STATED EXERCISE:
In the material below, find each line holding the string "Linear" and copy it.

═════ WORKING DATA ═════

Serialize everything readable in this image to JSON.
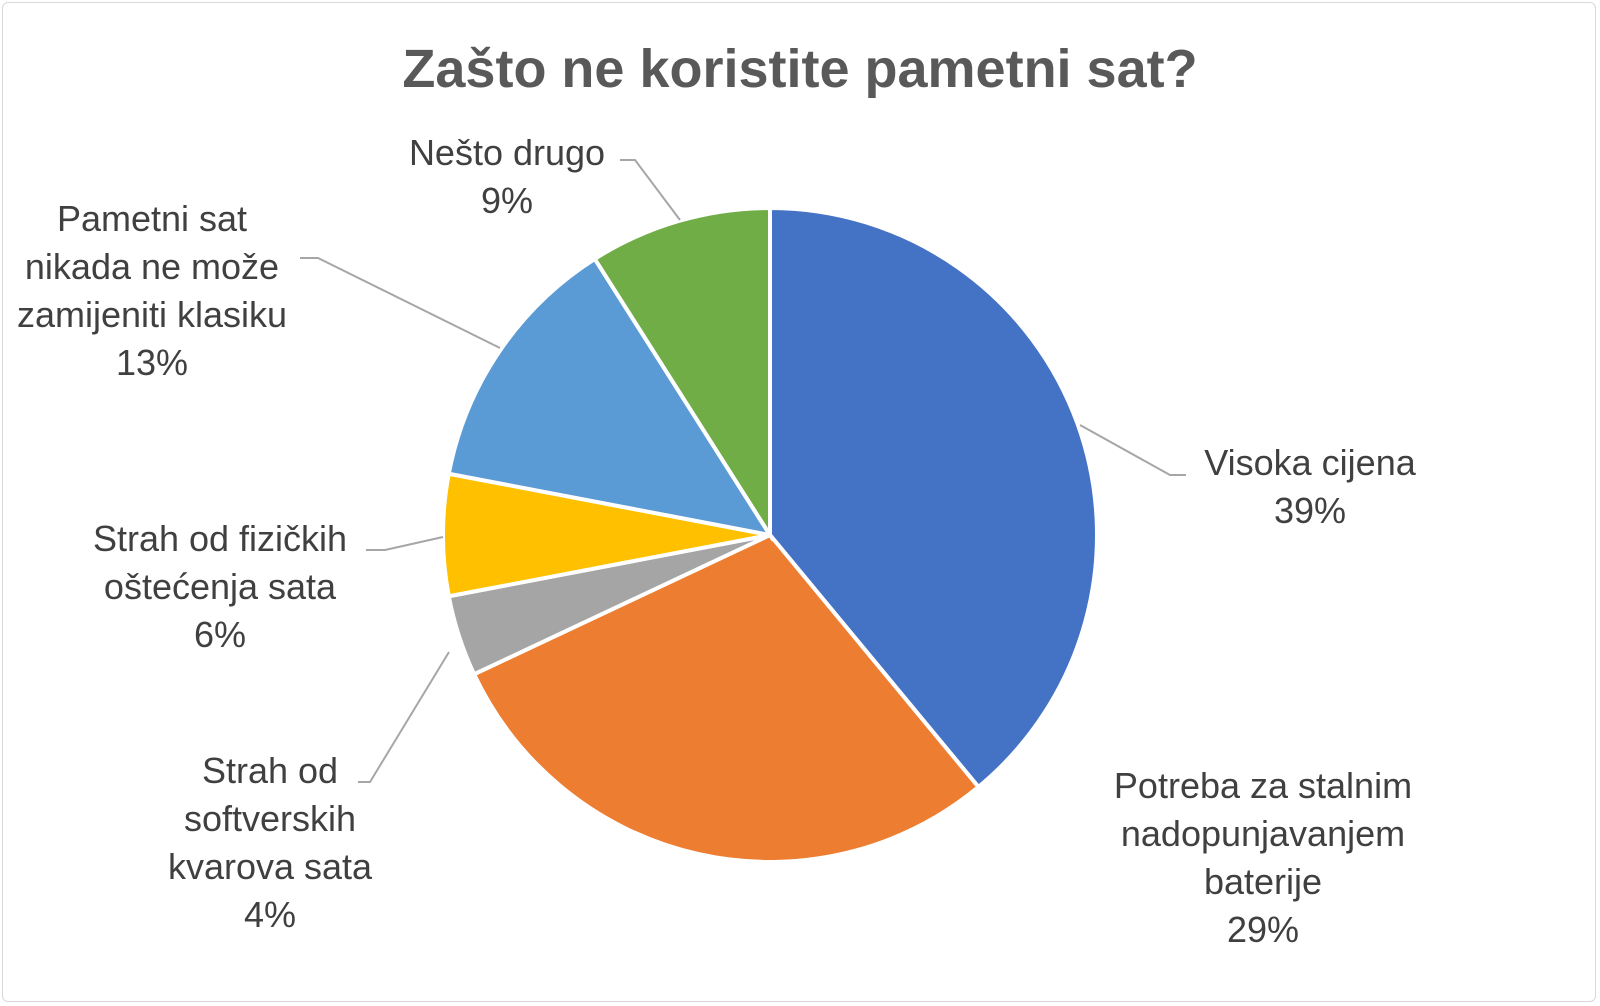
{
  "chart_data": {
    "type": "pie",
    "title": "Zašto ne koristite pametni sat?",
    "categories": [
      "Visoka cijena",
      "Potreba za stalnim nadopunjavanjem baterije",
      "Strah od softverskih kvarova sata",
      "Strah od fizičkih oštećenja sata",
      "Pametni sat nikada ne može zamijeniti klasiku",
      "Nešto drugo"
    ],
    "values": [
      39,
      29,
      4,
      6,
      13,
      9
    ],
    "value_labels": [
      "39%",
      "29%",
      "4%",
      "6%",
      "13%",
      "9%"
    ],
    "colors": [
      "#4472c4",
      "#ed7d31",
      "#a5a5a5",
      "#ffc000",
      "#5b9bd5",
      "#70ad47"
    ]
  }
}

═════
═════ WORKING DATA ═════

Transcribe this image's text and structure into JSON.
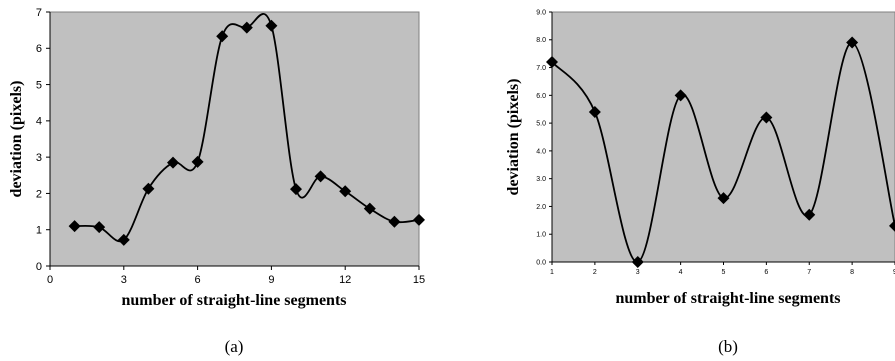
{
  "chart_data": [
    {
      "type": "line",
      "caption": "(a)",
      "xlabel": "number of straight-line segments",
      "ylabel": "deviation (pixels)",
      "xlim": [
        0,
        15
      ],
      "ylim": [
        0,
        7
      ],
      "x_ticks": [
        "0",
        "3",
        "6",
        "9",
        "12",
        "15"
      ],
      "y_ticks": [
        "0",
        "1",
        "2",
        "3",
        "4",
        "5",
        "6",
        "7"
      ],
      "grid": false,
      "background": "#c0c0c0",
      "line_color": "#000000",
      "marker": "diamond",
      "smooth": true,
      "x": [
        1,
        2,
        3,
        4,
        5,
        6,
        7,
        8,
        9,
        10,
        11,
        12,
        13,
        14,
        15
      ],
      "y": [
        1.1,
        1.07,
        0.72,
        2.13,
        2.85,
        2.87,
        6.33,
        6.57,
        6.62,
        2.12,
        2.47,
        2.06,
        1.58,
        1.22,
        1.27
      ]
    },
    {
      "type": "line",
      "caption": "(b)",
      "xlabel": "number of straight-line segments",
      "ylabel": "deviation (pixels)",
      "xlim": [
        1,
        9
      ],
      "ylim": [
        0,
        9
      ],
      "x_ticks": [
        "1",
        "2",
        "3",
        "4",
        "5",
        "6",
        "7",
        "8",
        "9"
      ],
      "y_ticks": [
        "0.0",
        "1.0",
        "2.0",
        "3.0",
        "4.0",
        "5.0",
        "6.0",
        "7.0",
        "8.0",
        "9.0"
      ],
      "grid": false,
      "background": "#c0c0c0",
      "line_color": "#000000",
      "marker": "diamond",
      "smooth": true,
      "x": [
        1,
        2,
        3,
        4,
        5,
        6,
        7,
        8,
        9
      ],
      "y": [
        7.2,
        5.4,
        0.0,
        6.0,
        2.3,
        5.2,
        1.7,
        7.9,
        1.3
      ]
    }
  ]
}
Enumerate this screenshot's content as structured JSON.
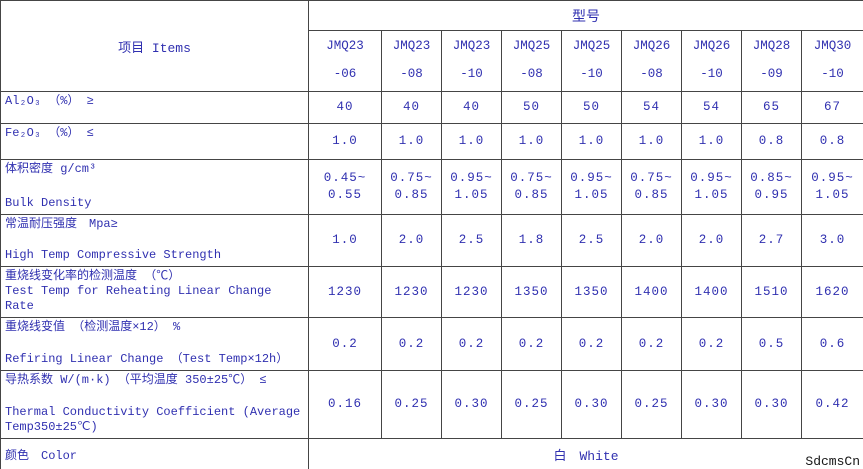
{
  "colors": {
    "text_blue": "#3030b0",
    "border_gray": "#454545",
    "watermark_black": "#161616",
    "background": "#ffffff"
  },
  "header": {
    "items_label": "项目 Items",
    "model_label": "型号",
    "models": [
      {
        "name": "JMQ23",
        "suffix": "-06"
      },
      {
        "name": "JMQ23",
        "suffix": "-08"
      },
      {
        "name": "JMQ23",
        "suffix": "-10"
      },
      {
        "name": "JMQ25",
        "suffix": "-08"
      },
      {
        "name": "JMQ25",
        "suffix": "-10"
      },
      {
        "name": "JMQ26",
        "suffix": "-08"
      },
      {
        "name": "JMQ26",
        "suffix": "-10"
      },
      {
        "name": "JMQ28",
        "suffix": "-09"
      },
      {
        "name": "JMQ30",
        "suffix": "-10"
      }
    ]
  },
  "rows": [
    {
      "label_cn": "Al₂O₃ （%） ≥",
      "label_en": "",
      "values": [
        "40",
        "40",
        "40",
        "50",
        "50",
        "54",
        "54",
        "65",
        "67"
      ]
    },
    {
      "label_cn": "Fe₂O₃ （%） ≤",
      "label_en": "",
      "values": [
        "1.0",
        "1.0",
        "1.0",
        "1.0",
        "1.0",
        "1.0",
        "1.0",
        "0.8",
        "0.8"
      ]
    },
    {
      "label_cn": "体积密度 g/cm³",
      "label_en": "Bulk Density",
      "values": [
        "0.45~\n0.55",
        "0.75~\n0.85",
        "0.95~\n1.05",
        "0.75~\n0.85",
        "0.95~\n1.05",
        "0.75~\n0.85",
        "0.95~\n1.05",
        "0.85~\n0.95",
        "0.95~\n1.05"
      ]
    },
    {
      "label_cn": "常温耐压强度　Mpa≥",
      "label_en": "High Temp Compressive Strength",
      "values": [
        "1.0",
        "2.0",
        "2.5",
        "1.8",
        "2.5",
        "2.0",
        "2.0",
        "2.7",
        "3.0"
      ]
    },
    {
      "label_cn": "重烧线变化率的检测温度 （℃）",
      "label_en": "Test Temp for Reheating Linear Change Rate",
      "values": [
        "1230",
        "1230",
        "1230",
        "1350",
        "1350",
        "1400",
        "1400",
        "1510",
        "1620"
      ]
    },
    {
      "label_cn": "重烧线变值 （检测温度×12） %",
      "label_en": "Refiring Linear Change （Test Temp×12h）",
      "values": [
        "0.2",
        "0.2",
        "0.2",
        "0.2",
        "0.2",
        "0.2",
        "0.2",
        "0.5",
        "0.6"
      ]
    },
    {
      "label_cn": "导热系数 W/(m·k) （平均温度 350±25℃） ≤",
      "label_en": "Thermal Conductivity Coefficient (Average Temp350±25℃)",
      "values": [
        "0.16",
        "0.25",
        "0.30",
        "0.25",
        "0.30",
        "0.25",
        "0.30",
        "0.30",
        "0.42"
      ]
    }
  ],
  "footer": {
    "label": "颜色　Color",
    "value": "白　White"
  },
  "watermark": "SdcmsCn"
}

═════
═════ WORKING DATA ═════

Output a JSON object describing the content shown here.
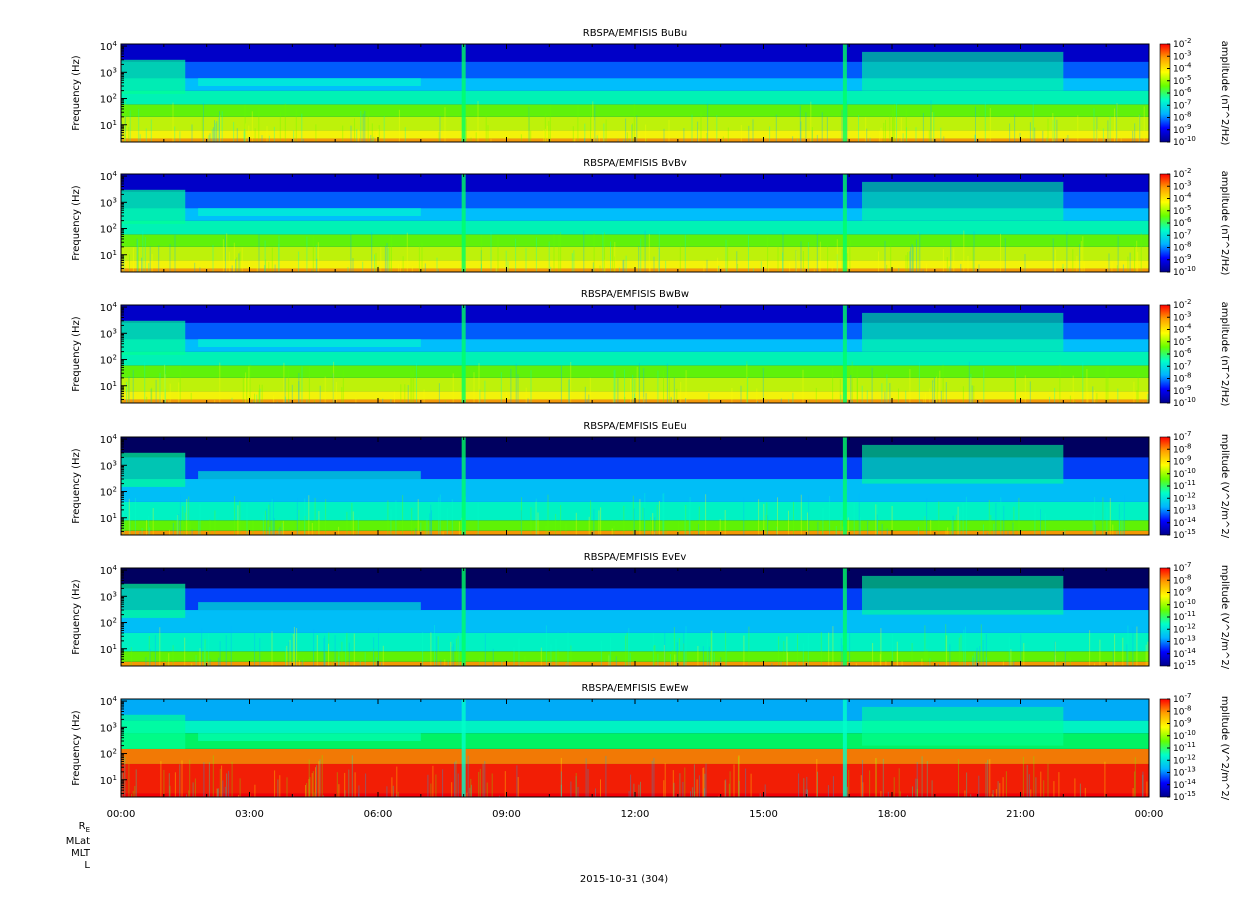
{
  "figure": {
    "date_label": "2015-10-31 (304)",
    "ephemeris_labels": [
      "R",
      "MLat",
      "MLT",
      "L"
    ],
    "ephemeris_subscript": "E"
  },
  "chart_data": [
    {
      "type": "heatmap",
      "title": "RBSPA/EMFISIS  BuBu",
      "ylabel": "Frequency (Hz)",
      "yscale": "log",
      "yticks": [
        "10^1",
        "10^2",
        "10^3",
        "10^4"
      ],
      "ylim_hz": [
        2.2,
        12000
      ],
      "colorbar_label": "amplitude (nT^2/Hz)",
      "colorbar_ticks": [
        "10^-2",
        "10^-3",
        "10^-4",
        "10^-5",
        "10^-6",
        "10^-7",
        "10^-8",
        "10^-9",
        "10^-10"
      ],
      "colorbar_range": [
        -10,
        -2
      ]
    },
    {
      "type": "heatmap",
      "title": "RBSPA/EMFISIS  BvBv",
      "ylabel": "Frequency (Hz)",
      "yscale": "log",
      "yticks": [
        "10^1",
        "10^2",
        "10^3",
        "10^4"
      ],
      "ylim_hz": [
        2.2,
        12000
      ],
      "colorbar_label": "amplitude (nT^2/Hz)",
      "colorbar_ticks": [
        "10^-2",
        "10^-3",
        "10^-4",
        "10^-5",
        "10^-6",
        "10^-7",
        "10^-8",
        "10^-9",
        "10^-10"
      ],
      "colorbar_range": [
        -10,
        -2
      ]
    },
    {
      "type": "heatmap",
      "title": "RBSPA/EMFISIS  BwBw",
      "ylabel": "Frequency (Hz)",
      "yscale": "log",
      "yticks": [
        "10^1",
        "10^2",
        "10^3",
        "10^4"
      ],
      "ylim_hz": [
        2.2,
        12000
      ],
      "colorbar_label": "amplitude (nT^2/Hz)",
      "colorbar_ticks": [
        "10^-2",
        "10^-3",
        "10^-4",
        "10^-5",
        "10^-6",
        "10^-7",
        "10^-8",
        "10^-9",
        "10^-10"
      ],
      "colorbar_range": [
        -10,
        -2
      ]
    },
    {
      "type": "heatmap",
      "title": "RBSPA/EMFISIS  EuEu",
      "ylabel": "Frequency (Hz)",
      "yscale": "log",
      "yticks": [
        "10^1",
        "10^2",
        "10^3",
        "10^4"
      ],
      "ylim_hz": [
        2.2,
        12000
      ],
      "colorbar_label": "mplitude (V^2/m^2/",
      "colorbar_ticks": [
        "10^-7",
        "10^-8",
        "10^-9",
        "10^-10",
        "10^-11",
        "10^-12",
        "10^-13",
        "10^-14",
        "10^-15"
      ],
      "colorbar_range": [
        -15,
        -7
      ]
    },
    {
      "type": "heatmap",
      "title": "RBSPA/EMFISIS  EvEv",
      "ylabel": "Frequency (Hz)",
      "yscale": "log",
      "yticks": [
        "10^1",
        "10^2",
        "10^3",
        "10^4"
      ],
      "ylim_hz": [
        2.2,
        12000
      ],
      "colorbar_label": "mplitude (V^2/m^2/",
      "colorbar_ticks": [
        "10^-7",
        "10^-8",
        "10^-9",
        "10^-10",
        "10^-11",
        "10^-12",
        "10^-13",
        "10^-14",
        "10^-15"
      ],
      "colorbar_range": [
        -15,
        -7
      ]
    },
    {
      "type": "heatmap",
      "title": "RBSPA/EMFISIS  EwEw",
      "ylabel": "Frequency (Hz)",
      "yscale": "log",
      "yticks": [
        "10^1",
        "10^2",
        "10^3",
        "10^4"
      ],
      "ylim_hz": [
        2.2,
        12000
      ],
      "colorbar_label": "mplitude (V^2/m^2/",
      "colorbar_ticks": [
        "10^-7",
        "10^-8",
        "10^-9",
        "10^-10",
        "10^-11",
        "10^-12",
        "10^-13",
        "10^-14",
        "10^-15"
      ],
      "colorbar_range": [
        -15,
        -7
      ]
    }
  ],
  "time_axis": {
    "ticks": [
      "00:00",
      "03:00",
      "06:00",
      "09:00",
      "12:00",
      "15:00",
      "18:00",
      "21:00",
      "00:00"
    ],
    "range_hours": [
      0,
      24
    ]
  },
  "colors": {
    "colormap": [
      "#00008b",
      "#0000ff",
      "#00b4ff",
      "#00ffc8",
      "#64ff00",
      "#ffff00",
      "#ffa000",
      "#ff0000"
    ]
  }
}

═════

IN RESPONSE:
      "label_en": "Test Temp for Reheating Linear Change Rate",
      "label_en": "Refiring Linear Change （Test Temp×12h）",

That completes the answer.